[Stored data entries]
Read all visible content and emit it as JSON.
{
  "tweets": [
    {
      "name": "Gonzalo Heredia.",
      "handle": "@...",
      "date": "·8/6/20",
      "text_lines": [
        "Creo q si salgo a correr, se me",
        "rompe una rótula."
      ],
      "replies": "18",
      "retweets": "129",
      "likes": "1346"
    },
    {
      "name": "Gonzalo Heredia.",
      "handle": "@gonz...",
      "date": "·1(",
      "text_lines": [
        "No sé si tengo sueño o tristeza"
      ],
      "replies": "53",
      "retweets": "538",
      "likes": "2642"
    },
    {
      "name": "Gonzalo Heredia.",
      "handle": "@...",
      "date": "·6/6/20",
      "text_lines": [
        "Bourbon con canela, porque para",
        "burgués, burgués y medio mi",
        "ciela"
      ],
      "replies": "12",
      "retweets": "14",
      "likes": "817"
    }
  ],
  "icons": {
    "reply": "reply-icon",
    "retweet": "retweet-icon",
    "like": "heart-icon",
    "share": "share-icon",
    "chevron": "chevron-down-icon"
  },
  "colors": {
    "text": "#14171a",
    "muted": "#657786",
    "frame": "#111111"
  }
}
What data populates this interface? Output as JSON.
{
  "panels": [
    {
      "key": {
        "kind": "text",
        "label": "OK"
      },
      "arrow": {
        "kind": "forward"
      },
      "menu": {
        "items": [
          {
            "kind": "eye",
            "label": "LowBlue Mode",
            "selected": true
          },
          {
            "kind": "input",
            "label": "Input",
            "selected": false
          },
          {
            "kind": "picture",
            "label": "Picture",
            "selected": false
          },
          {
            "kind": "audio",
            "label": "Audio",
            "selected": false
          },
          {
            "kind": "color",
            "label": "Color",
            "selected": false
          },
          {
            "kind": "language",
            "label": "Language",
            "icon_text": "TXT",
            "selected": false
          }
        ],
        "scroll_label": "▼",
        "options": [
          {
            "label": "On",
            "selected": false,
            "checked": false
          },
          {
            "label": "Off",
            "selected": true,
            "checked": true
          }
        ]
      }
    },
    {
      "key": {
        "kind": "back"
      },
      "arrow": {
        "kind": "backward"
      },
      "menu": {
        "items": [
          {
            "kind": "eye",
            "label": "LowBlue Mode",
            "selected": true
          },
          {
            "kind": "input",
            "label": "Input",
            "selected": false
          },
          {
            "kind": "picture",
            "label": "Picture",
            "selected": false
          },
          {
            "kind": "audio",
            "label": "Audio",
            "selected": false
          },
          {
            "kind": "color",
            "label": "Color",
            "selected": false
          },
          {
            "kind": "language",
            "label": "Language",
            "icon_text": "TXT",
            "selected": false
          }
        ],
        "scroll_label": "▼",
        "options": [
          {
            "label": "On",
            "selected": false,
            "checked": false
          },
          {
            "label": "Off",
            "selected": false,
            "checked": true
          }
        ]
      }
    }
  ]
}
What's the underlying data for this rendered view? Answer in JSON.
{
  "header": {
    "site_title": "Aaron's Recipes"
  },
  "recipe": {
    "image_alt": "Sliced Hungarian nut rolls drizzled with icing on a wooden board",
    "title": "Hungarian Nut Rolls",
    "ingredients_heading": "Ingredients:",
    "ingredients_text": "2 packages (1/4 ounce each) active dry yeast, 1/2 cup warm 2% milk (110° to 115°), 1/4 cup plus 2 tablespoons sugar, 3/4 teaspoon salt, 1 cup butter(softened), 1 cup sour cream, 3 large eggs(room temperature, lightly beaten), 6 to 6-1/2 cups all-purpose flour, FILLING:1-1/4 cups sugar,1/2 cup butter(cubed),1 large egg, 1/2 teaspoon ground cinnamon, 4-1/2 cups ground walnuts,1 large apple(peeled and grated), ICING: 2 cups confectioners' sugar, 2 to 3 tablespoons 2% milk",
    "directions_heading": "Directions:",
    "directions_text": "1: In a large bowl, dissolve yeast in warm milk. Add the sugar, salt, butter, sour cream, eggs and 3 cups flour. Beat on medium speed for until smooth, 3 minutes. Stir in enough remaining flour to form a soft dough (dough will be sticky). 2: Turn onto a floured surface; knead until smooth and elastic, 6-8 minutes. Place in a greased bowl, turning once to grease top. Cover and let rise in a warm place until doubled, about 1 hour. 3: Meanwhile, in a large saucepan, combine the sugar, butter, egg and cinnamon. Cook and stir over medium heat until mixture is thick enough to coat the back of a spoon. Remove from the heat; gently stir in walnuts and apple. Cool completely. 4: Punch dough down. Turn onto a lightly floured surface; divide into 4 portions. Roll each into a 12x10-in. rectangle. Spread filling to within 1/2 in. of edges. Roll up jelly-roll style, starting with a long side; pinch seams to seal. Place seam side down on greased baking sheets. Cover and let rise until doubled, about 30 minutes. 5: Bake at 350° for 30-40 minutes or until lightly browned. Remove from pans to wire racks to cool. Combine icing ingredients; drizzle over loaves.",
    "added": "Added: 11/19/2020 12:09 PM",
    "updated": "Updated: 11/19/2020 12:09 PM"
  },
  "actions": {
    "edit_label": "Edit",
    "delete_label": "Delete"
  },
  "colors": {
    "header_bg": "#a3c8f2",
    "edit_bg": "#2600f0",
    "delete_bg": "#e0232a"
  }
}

What you have to do
Take the data above and return it exactly.

Worked answer
Read all visible content and emit it as JSON.
{
  "tweets": [
    {
      "name": "Gonzalo Heredia.",
      "handle": "@...",
      "date": "·8/6/20",
      "text_lines": [
        "Creo q si salgo a correr, se me",
        "rompe una rótula."
      ],
      "replies": "18",
      "retweets": "129",
      "likes": "1346"
    },
    {
      "name": "Gonzalo Heredia.",
      "handle": "@gonz...",
      "date": "·1(",
      "text_lines": [
        "No sé si tengo sueño o tristeza"
      ],
      "replies": "53",
      "retweets": "538",
      "likes": "2642"
    },
    {
      "name": "Gonzalo Heredia.",
      "handle": "@...",
      "date": "·6/6/20",
      "text_lines": [
        "Bourbon con canela, porque para",
        "burgués, burgués y medio mi",
        "ciela"
      ],
      "replies": "12",
      "retweets": "14",
      "likes": "817"
    }
  ],
  "icons": {
    "reply": "reply-icon",
    "retweet": "retweet-icon",
    "like": "heart-icon",
    "share": "share-icon",
    "chevron": "chevron-down-icon"
  },
  "colors": {
    "text": "#14171a",
    "muted": "#657786",
    "frame": "#111111"
  }
}
What data populates this interface? Output as JSON.
{
  "panels": [
    {
      "key": {
        "kind": "text",
        "label": "OK"
      },
      "arrow": {
        "kind": "forward"
      },
      "menu": {
        "items": [
          {
            "kind": "eye",
            "label": "LowBlue Mode",
            "selected": true
          },
          {
            "kind": "input",
            "label": "Input",
            "selected": false
          },
          {
            "kind": "picture",
            "label": "Picture",
            "selected": false
          },
          {
            "kind": "audio",
            "label": "Audio",
            "selected": false
          },
          {
            "kind": "color",
            "label": "Color",
            "selected": false
          },
          {
            "kind": "language",
            "label": "Language",
            "icon_text": "TXT",
            "selected": false
          }
        ],
        "scroll_label": "▼",
        "options": [
          {
            "label": "On",
            "selected": false,
            "checked": false
          },
          {
            "label": "Off",
            "selected": true,
            "checked": true
          }
        ]
      }
    },
    {
      "key": {
        "kind": "back"
      },
      "arrow": {
        "kind": "backward"
      },
      "menu": {
        "items": [
          {
            "kind": "eye",
            "label": "LowBlue Mode",
            "selected": true
          },
          {
            "kind": "input",
            "label": "Input",
            "selected": false
          },
          {
            "kind": "picture",
            "label": "Picture",
            "selected": false
          },
          {
            "kind": "audio",
            "label": "Audio",
            "selected": false
          },
          {
            "kind": "color",
            "label": "Color",
            "selected": false
          },
          {
            "kind": "language",
            "label": "Language",
            "icon_text": "TXT",
            "selected": false
          }
        ],
        "scroll_label": "▼",
        "options": [
          {
            "label": "On",
            "selected": false,
            "checked": false
          },
          {
            "label": "Off",
            "selected": false,
            "checked": true
          }
        ]
      }
    }
  ]
}
What's the underlying data for this rendered view? Answer in JSON.
{
  "header": {
    "site_title": "Aaron's Recipes"
  },
  "recipe": {
    "image_alt": "Sliced Hungarian nut rolls drizzled with icing on a wooden board",
    "title": "Hungarian Nut Rolls",
    "ingredients_heading": "Ingredients:",
    "ingredients_text": "2 packages (1/4 ounce each) active dry yeast, 1/2 cup warm 2% milk (110° to 115°), 1/4 cup plus 2 tablespoons sugar, 3/4 teaspoon salt, 1 cup butter(softened), 1 cup sour cream, 3 large eggs(room temperature, lightly beaten), 6 to 6-1/2 cups all-purpose flour, FILLING:1-1/4 cups sugar,1/2 cup butter(cubed),1 large egg, 1/2 teaspoon ground cinnamon, 4-1/2 cups ground walnuts,1 large apple(peeled and grated), ICING: 2 cups confectioners' sugar, 2 to 3 tablespoons 2% milk",
    "directions_heading": "Directions:",
    "directions_text": "1: In a large bowl, dissolve yeast in warm milk. Add the sugar, salt, butter, sour cream, eggs and 3 cups flour. Beat on medium speed for until smooth, 3 minutes. Stir in enough remaining flour to form a soft dough (dough will be sticky). 2: Turn onto a floured surface; knead until smooth and elastic, 6-8 minutes. Place in a greased bowl, turning once to grease top. Cover and let rise in a warm place until doubled, about 1 hour. 3: Meanwhile, in a large saucepan, combine the sugar, butter, egg and cinnamon. Cook and stir over medium heat until mixture is thick enough to coat the back of a spoon. Remove from the heat; gently stir in walnuts and apple. Cool completely. 4: Punch dough down. Turn onto a lightly floured surface; divide into 4 portions. Roll each into a 12x10-in. rectangle. Spread filling to within 1/2 in. of edges. Roll up jelly-roll style, starting with a long side; pinch seams to seal. Place seam side down on greased baking sheets. Cover and let rise until doubled, about 30 minutes. 5: Bake at 350° for 30-40 minutes or until lightly browned. Remove from pans to wire racks to cool. Combine icing ingredients; drizzle over loaves.",
    "added": "Added: 11/19/2020 12:09 PM",
    "updated": "Updated: 11/19/2020 12:09 PM"
  },
  "actions": {
    "edit_label": "Edit",
    "delete_label": "Delete"
  },
  "colors": {
    "header_bg": "#a3c8f2",
    "edit_bg": "#2600f0",
    "delete_bg": "#e0232a"
  }
}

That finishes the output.